▶ Exercise
Each entry below is to be printed verbatim.

[Dataset rows about figures]

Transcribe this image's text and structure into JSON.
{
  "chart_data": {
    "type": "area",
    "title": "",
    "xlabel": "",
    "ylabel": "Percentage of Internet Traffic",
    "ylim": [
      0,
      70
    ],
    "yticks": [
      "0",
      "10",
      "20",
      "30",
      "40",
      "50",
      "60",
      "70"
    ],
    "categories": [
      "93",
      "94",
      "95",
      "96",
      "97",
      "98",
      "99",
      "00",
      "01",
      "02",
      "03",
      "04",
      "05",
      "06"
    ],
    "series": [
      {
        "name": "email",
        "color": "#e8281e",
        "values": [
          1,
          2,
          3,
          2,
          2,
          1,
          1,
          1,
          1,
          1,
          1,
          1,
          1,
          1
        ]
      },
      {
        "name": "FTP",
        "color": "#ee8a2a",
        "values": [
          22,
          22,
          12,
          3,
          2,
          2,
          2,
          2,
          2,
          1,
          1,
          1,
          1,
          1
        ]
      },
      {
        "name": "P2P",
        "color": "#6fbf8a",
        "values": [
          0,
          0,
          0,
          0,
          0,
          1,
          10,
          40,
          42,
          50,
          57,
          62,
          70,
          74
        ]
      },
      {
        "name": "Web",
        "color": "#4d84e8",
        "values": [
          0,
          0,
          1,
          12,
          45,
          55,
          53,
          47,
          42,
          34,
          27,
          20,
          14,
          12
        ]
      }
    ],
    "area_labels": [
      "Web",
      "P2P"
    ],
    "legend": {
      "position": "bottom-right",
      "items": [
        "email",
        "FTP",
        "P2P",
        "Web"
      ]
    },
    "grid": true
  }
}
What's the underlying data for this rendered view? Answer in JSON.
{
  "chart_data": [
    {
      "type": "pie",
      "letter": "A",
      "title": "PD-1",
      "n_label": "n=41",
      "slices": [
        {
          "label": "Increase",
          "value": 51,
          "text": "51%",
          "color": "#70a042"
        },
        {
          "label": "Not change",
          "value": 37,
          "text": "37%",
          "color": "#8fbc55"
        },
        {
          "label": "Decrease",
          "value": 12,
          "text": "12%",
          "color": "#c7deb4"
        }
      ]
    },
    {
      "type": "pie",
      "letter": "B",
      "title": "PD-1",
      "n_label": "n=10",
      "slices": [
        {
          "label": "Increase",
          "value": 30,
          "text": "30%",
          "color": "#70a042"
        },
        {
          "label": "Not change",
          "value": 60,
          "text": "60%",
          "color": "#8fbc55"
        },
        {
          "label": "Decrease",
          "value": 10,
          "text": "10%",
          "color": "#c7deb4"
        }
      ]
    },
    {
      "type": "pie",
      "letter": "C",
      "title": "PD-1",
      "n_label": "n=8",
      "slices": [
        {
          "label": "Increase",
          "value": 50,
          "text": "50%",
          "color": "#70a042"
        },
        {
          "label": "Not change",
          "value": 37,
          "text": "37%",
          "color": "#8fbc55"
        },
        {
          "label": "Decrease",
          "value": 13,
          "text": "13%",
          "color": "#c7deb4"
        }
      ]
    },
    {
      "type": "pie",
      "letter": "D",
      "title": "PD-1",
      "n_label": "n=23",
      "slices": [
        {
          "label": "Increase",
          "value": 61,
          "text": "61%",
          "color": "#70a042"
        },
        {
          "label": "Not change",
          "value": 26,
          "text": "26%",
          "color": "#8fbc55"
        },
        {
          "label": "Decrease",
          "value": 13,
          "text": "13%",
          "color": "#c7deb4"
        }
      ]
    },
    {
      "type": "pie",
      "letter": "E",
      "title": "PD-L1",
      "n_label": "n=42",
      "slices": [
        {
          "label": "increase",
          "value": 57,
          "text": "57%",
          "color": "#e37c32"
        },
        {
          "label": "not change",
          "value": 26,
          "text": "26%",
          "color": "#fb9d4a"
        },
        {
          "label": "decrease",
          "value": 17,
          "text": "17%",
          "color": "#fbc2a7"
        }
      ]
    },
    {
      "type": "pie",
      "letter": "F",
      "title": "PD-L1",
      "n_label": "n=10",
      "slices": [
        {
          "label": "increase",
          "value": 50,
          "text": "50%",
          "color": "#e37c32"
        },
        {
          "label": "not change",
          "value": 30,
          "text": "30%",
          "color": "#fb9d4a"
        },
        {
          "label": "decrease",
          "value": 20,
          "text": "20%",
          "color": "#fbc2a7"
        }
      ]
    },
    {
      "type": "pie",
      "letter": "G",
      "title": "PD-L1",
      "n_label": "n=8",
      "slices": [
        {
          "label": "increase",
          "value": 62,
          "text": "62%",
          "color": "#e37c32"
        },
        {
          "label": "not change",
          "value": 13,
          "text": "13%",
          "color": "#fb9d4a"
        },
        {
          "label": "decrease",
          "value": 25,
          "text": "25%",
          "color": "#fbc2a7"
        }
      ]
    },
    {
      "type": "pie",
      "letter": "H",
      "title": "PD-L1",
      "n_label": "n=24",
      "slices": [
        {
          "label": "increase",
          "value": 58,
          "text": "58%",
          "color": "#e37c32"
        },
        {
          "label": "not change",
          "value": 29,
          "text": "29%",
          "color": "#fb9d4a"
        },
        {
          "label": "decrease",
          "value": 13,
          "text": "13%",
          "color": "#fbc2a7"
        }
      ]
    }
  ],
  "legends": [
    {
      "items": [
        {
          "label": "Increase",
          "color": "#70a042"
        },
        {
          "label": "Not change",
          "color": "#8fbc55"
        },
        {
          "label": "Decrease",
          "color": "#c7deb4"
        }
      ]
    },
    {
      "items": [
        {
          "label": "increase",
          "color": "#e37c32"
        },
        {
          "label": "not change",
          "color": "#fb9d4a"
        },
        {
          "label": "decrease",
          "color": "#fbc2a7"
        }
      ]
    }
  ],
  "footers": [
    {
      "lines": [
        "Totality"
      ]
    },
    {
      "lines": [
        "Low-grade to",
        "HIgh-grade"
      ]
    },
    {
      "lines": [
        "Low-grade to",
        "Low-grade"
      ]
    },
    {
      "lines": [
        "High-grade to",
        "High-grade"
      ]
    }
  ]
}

▶ Output for this exercise
Transcribe this image's text and structure into JSON.
{
  "chart_data": {
    "type": "area",
    "title": "",
    "xlabel": "",
    "ylabel": "Percentage of Internet Traffic",
    "ylim": [
      0,
      70
    ],
    "yticks": [
      "0",
      "10",
      "20",
      "30",
      "40",
      "50",
      "60",
      "70"
    ],
    "categories": [
      "93",
      "94",
      "95",
      "96",
      "97",
      "98",
      "99",
      "00",
      "01",
      "02",
      "03",
      "04",
      "05",
      "06"
    ],
    "series": [
      {
        "name": "email",
        "color": "#e8281e",
        "values": [
          1,
          2,
          3,
          2,
          2,
          1,
          1,
          1,
          1,
          1,
          1,
          1,
          1,
          1
        ]
      },
      {
        "name": "FTP",
        "color": "#ee8a2a",
        "values": [
          22,
          22,
          12,
          3,
          2,
          2,
          2,
          2,
          2,
          1,
          1,
          1,
          1,
          1
        ]
      },
      {
        "name": "P2P",
        "color": "#6fbf8a",
        "values": [
          0,
          0,
          0,
          0,
          0,
          1,
          10,
          40,
          42,
          50,
          57,
          62,
          70,
          74
        ]
      },
      {
        "name": "Web",
        "color": "#4d84e8",
        "values": [
          0,
          0,
          1,
          12,
          45,
          55,
          53,
          47,
          42,
          34,
          27,
          20,
          14,
          12
        ]
      }
    ],
    "area_labels": [
      "Web",
      "P2P"
    ],
    "legend": {
      "position": "bottom-right",
      "items": [
        "email",
        "FTP",
        "P2P",
        "Web"
      ]
    },
    "grid": true
  }
}
What's the underlying data for this rendered view? Answer in JSON.
{
  "chart_data": [
    {
      "type": "pie",
      "letter": "A",
      "title": "PD-1",
      "n_label": "n=41",
      "slices": [
        {
          "label": "Increase",
          "value": 51,
          "text": "51%",
          "color": "#70a042"
        },
        {
          "label": "Not change",
          "value": 37,
          "text": "37%",
          "color": "#8fbc55"
        },
        {
          "label": "Decrease",
          "value": 12,
          "text": "12%",
          "color": "#c7deb4"
        }
      ]
    },
    {
      "type": "pie",
      "letter": "B",
      "title": "PD-1",
      "n_label": "n=10",
      "slices": [
        {
          "label": "Increase",
          "value": 30,
          "text": "30%",
          "color": "#70a042"
        },
        {
          "label": "Not change",
          "value": 60,
          "text": "60%",
          "color": "#8fbc55"
        },
        {
          "label": "Decrease",
          "value": 10,
          "text": "10%",
          "color": "#c7deb4"
        }
      ]
    },
    {
      "type": "pie",
      "letter": "C",
      "title": "PD-1",
      "n_label": "n=8",
      "slices": [
        {
          "label": "Increase",
          "value": 50,
          "text": "50%",
          "color": "#70a042"
        },
        {
          "label": "Not change",
          "value": 37,
          "text": "37%",
          "color": "#8fbc55"
        },
        {
          "label": "Decrease",
          "value": 13,
          "text": "13%",
          "color": "#c7deb4"
        }
      ]
    },
    {
      "type": "pie",
      "letter": "D",
      "title": "PD-1",
      "n_label": "n=23",
      "slices": [
        {
          "label": "Increase",
          "value": 61,
          "text": "61%",
          "color": "#70a042"
        },
        {
          "label": "Not change",
          "value": 26,
          "text": "26%",
          "color": "#8fbc55"
        },
        {
          "label": "Decrease",
          "value": 13,
          "text": "13%",
          "color": "#c7deb4"
        }
      ]
    },
    {
      "type": "pie",
      "letter": "E",
      "title": "PD-L1",
      "n_label": "n=42",
      "slices": [
        {
          "label": "increase",
          "value": 57,
          "text": "57%",
          "color": "#e37c32"
        },
        {
          "label": "not change",
          "value": 26,
          "text": "26%",
          "color": "#fb9d4a"
        },
        {
          "label": "decrease",
          "value": 17,
          "text": "17%",
          "color": "#fbc2a7"
        }
      ]
    },
    {
      "type": "pie",
      "letter": "F",
      "title": "PD-L1",
      "n_label": "n=10",
      "slices": [
        {
          "label": "increase",
          "value": 50,
          "text": "50%",
          "color": "#e37c32"
        },
        {
          "label": "not change",
          "value": 30,
          "text": "30%",
          "color": "#fb9d4a"
        },
        {
          "label": "decrease",
          "value": 20,
          "text": "20%",
          "color": "#fbc2a7"
        }
      ]
    },
    {
      "type": "pie",
      "letter": "G",
      "title": "PD-L1",
      "n_label": "n=8",
      "slices": [
        {
          "label": "increase",
          "value": 62,
          "text": "62%",
          "color": "#e37c32"
        },
        {
          "label": "not change",
          "value": 13,
          "text": "13%",
          "color": "#fb9d4a"
        },
        {
          "label": "decrease",
          "value": 25,
          "text": "25%",
          "color": "#fbc2a7"
        }
      ]
    },
    {
      "type": "pie",
      "letter": "H",
      "title": "PD-L1",
      "n_label": "n=24",
      "slices": [
        {
          "label": "increase",
          "value": 58,
          "text": "58%",
          "color": "#e37c32"
        },
        {
          "label": "not change",
          "value": 29,
          "text": "29%",
          "color": "#fb9d4a"
        },
        {
          "label": "decrease",
          "value": 13,
          "text": "13%",
          "color": "#fbc2a7"
        }
      ]
    }
  ],
  "legends": [
    {
      "items": [
        {
          "label": "Increase",
          "color": "#70a042"
        },
        {
          "label": "Not change",
          "color": "#8fbc55"
        },
        {
          "label": "Decrease",
          "color": "#c7deb4"
        }
      ]
    },
    {
      "items": [
        {
          "label": "increase",
          "color": "#e37c32"
        },
        {
          "label": "not change",
          "color": "#fb9d4a"
        },
        {
          "label": "decrease",
          "color": "#fbc2a7"
        }
      ]
    }
  ],
  "footers": [
    {
      "lines": [
        "Totality"
      ]
    },
    {
      "lines": [
        "Low-grade to",
        "HIgh-grade"
      ]
    },
    {
      "lines": [
        "Low-grade to",
        "Low-grade"
      ]
    },
    {
      "lines": [
        "High-grade to",
        "High-grade"
      ]
    }
  ]
}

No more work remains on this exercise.